» EXERCISE DETAILS
Reproduce each line of the material exactly, minus any picture.

» Dataset items

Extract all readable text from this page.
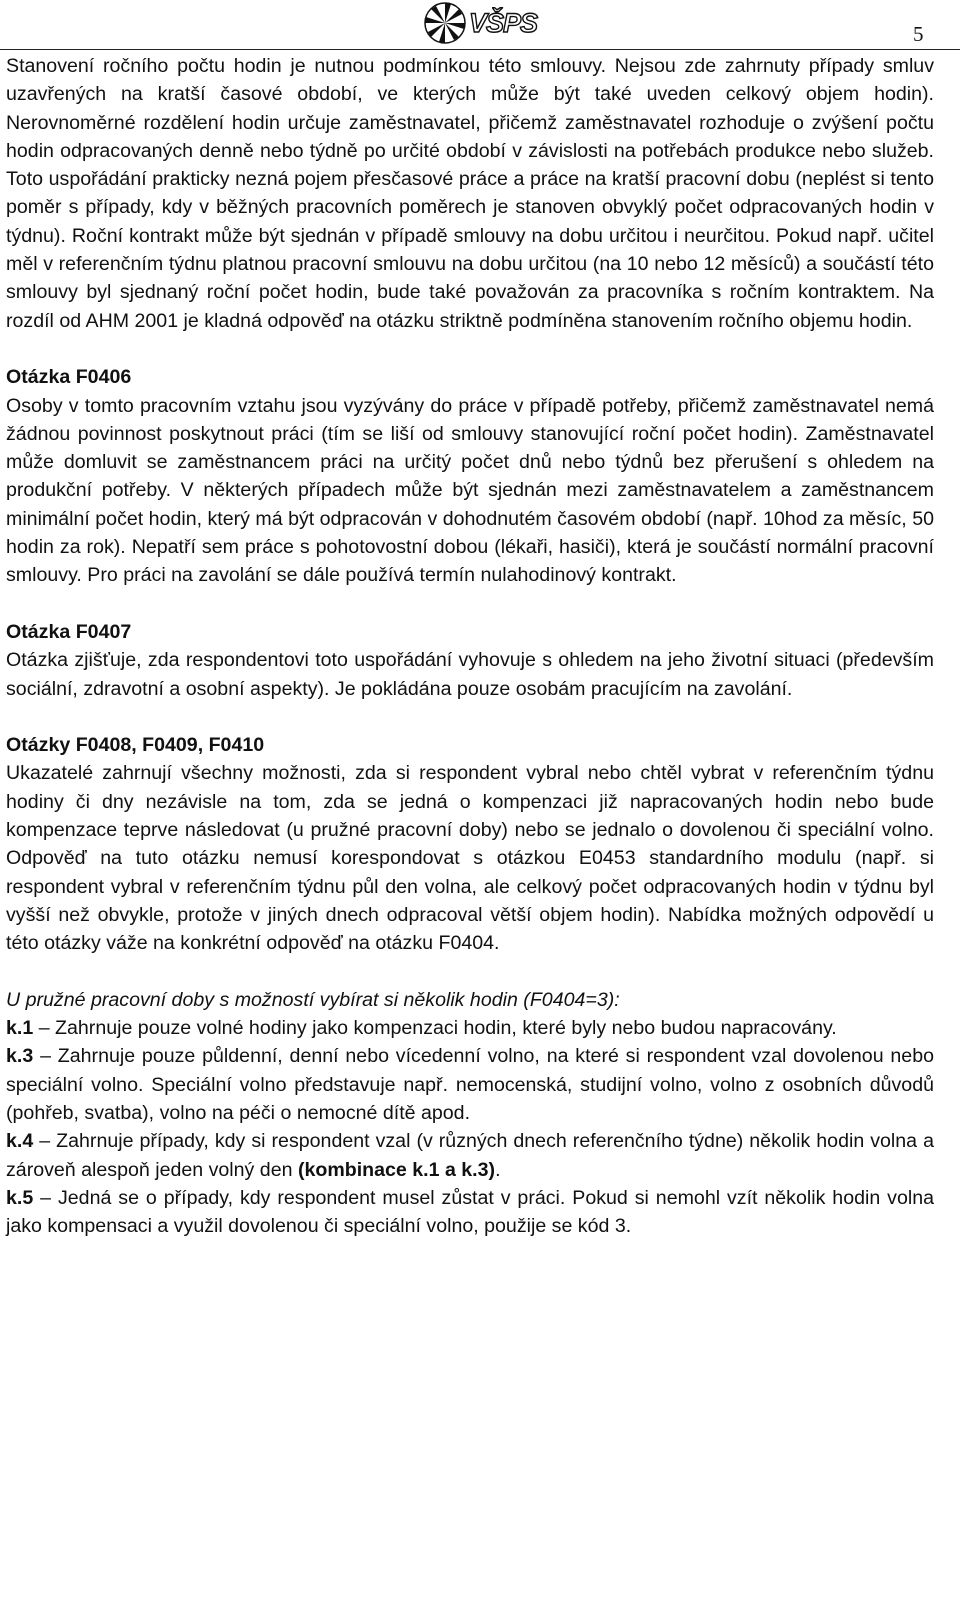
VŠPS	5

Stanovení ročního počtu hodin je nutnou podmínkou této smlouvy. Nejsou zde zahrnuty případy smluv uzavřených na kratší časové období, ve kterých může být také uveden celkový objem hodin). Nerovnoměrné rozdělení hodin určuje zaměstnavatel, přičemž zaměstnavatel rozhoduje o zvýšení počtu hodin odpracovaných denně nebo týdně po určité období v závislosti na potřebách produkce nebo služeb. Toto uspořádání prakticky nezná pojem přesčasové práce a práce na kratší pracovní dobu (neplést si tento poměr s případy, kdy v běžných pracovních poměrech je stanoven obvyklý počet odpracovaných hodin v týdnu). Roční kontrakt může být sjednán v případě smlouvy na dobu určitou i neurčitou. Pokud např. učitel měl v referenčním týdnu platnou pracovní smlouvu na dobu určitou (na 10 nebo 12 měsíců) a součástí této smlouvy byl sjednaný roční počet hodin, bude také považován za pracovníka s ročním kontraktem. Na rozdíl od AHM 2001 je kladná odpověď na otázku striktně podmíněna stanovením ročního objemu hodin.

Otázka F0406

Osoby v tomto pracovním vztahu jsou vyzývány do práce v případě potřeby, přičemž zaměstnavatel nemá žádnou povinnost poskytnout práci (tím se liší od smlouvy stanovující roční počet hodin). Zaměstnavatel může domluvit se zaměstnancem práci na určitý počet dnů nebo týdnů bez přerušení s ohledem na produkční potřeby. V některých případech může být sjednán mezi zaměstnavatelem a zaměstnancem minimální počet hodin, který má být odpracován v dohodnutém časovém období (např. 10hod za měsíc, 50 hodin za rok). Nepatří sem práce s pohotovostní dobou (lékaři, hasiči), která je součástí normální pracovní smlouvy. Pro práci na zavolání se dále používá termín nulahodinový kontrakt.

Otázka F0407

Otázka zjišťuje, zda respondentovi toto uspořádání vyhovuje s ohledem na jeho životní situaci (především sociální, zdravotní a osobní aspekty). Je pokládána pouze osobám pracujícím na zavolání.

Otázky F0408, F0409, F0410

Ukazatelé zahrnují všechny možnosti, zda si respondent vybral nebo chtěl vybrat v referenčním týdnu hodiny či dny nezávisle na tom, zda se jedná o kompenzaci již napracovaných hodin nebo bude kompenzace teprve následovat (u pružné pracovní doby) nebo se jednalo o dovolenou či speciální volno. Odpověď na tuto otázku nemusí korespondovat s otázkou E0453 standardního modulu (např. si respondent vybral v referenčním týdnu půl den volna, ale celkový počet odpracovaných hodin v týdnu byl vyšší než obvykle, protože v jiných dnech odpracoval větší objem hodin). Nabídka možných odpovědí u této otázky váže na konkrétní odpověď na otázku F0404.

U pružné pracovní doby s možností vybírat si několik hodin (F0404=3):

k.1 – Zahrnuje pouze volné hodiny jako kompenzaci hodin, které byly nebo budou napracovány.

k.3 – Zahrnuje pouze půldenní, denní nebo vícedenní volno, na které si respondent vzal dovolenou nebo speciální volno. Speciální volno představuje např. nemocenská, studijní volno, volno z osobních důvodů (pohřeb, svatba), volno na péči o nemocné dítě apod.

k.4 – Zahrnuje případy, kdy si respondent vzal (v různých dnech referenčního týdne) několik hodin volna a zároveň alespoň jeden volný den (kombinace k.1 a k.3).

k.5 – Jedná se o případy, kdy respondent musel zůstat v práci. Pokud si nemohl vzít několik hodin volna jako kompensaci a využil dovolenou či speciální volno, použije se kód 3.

» WRITTEN RESPONSE
Extract all readable text from this page.
VŠPS	5

Stanovení ročního počtu hodin je nutnou podmínkou této smlouvy. Nejsou zde zahrnuty případy smluv uzavřených na kratší časové období, ve kterých může být také uveden celkový objem hodin). Nerovnoměrné rozdělení hodin určuje zaměstnavatel, přičemž zaměstnavatel rozhoduje o zvýšení počtu hodin odpracovaných denně nebo týdně po určité období v závislosti na potřebách produkce nebo služeb. Toto uspořádání prakticky nezná pojem přesčasové práce a práce na kratší pracovní dobu (neplést si tento poměr s případy, kdy v běžných pracovních poměrech je stanoven obvyklý počet odpracovaných hodin v týdnu). Roční kontrakt může být sjednán v případě smlouvy na dobu určitou i neurčitou. Pokud např. učitel měl v referenčním týdnu platnou pracovní smlouvu na dobu určitou (na 10 nebo 12 měsíců) a součástí této smlouvy byl sjednaný roční počet hodin, bude také považován za pracovníka s ročním kontraktem. Na rozdíl od AHM 2001 je kladná odpověď na otázku striktně podmíněna stanovením ročního objemu hodin.

Otázka F0406

Osoby v tomto pracovním vztahu jsou vyzývány do práce v případě potřeby, přičemž zaměstnavatel nemá žádnou povinnost poskytnout práci (tím se liší od smlouvy stanovující roční počet hodin). Zaměstnavatel může domluvit se zaměstnancem práci na určitý počet dnů nebo týdnů bez přerušení s ohledem na produkční potřeby. V některých případech může být sjednán mezi zaměstnavatelem a zaměstnancem minimální počet hodin, který má být odpracován v dohodnutém časovém období (např. 10hod za měsíc, 50 hodin za rok). Nepatří sem práce s pohotovostní dobou (lékaři, hasiči), která je součástí normální pracovní smlouvy. Pro práci na zavolání se dále používá termín nulahodinový kontrakt.

Otázka F0407

Otázka zjišťuje, zda respondentovi toto uspořádání vyhovuje s ohledem na jeho životní situaci (především sociální, zdravotní a osobní aspekty). Je pokládána pouze osobám pracujícím na zavolání.

Otázky F0408, F0409, F0410

Ukazatelé zahrnují všechny možnosti, zda si respondent vybral nebo chtěl vybrat v referenčním týdnu hodiny či dny nezávisle na tom, zda se jedná o kompenzaci již napracovaných hodin nebo bude kompenzace teprve následovat (u pružné pracovní doby) nebo se jednalo o dovolenou či speciální volno. Odpověď na tuto otázku nemusí korespondovat s otázkou E0453 standardního modulu (např. si respondent vybral v referenčním týdnu půl den volna, ale celkový počet odpracovaných hodin v týdnu byl vyšší než obvykle, protože v jiných dnech odpracoval větší objem hodin). Nabídka možných odpovědí u této otázky váže na konkrétní odpověď na otázku F0404.

U pružné pracovní doby s možností vybírat si několik hodin (F0404=3):

k.1 – Zahrnuje pouze volné hodiny jako kompenzaci hodin, které byly nebo budou napracovány.

k.3 – Zahrnuje pouze půldenní, denní nebo vícedenní volno, na které si respondent vzal dovolenou nebo speciální volno. Speciální volno představuje např. nemocenská, studijní volno, volno z osobních důvodů (pohřeb, svatba), volno na péči o nemocné dítě apod.

k.4 – Zahrnuje případy, kdy si respondent vzal (v různých dnech referenčního týdne) několik hodin volna a zároveň alespoň jeden volný den (kombinace k.1 a k.3).

k.5 – Jedná se o případy, kdy respondent musel zůstat v práci. Pokud si nemohl vzít několik hodin volna jako kompensaci a využil dovolenou či speciální volno, použije se kód 3.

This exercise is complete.